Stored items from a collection
☆ ☆ ☆ ☆ ☆

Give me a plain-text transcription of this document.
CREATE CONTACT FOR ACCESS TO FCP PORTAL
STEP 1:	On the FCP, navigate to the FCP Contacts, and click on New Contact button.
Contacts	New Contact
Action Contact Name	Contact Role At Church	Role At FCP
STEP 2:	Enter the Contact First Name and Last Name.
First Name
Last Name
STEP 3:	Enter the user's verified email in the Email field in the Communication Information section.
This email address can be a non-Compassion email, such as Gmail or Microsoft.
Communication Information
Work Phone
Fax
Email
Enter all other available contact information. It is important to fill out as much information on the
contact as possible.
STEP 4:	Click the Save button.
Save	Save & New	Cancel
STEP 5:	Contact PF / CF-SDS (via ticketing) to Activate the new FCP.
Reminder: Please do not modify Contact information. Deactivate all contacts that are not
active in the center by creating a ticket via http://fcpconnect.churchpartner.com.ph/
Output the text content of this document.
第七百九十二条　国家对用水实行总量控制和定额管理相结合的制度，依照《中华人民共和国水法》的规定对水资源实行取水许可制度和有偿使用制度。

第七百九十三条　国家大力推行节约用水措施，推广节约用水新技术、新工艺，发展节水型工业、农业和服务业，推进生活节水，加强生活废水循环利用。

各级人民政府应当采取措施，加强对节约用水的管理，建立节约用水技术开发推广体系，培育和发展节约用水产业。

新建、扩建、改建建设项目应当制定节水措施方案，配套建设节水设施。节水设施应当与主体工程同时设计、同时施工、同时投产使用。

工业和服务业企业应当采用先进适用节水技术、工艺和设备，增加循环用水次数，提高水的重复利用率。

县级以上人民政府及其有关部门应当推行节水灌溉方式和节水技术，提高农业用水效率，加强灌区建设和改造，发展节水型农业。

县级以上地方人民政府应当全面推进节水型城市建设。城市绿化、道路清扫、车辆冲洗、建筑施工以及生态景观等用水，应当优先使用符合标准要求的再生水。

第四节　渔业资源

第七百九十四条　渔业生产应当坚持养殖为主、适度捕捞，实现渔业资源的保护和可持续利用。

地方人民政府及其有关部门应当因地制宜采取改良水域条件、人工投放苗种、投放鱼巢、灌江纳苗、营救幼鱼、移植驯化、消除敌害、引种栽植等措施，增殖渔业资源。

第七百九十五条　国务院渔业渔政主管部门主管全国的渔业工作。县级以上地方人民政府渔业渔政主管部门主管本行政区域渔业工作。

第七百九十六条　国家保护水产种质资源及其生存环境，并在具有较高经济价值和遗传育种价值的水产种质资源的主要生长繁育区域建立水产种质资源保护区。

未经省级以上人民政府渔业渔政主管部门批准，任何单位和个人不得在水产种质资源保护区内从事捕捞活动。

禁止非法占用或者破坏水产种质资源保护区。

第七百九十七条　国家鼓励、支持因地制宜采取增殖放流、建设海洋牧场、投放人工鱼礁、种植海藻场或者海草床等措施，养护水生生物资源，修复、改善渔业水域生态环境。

☆ ☆ ☆ ☆ ☆

TASK DETAILS ▸ Copy down the whole of the data above, matching it exactly.

RESULT OF THIS TASK ▸
Give me a plain-text transcription of this document.
CREATE CONTACT FOR ACCESS TO FCP PORTAL
STEP 1:	On the FCP, navigate to the FCP Contacts, and click on New Contact button.
Contacts	New Contact
Action Contact Name	Contact Role At Church	Role At FCP
STEP 2:	Enter the Contact First Name and Last Name.
First Name
Last Name
STEP 3:	Enter the user's verified email in the Email field in the Communication Information section.
This email address can be a non-Compassion email, such as Gmail or Microsoft.
Communication Information
Work Phone
Fax
Email
Enter all other available contact information. It is important to fill out as much information on the
contact as possible.
STEP 4:	Click the Save button.
Save	Save & New	Cancel
STEP 5:	Contact PF / CF-SDS (via ticketing) to Activate the new FCP.
Reminder: Please do not modify Contact information. Deactivate all contacts that are not
active in the center by creating a ticket via http://fcpconnect.churchpartner.com.ph/
Output the text content of this document.
第七百九十二条　国家对用水实行总量控制和定额管理相结合的制度，依照《中华人民共和国水法》的规定对水资源实行取水许可制度和有偿使用制度。

第七百九十三条　国家大力推行节约用水措施，推广节约用水新技术、新工艺，发展节水型工业、农业和服务业，推进生活节水，加强生活废水循环利用。

各级人民政府应当采取措施，加强对节约用水的管理，建立节约用水技术开发推广体系，培育和发展节约用水产业。

新建、扩建、改建建设项目应当制定节水措施方案，配套建设节水设施。节水设施应当与主体工程同时设计、同时施工、同时投产使用。

工业和服务业企业应当采用先进适用节水技术、工艺和设备，增加循环用水次数，提高水的重复利用率。

县级以上人民政府及其有关部门应当推行节水灌溉方式和节水技术，提高农业用水效率，加强灌区建设和改造，发展节水型农业。

县级以上地方人民政府应当全面推进节水型城市建设。城市绿化、道路清扫、车辆冲洗、建筑施工以及生态景观等用水，应当优先使用符合标准要求的再生水。

第四节　渔业资源

第七百九十四条　渔业生产应当坚持养殖为主、适度捕捞，实现渔业资源的保护和可持续利用。

地方人民政府及其有关部门应当因地制宜采取改良水域条件、人工投放苗种、投放鱼巢、灌江纳苗、营救幼鱼、移植驯化、消除敌害、引种栽植等措施，增殖渔业资源。

第七百九十五条　国务院渔业渔政主管部门主管全国的渔业工作。县级以上地方人民政府渔业渔政主管部门主管本行政区域渔业工作。

第七百九十六条　国家保护水产种质资源及其生存环境，并在具有较高经济价值和遗传育种价值的水产种质资源的主要生长繁育区域建立水产种质资源保护区。

未经省级以上人民政府渔业渔政主管部门批准，任何单位和个人不得在水产种质资源保护区内从事捕捞活动。

禁止非法占用或者破坏水产种质资源保护区。

第七百九十七条　国家鼓励、支持因地制宜采取增殖放流、建设海洋牧场、投放人工鱼礁、种植海藻场或者海草床等措施，养护水生生物资源，修复、改善渔业水域生态环境。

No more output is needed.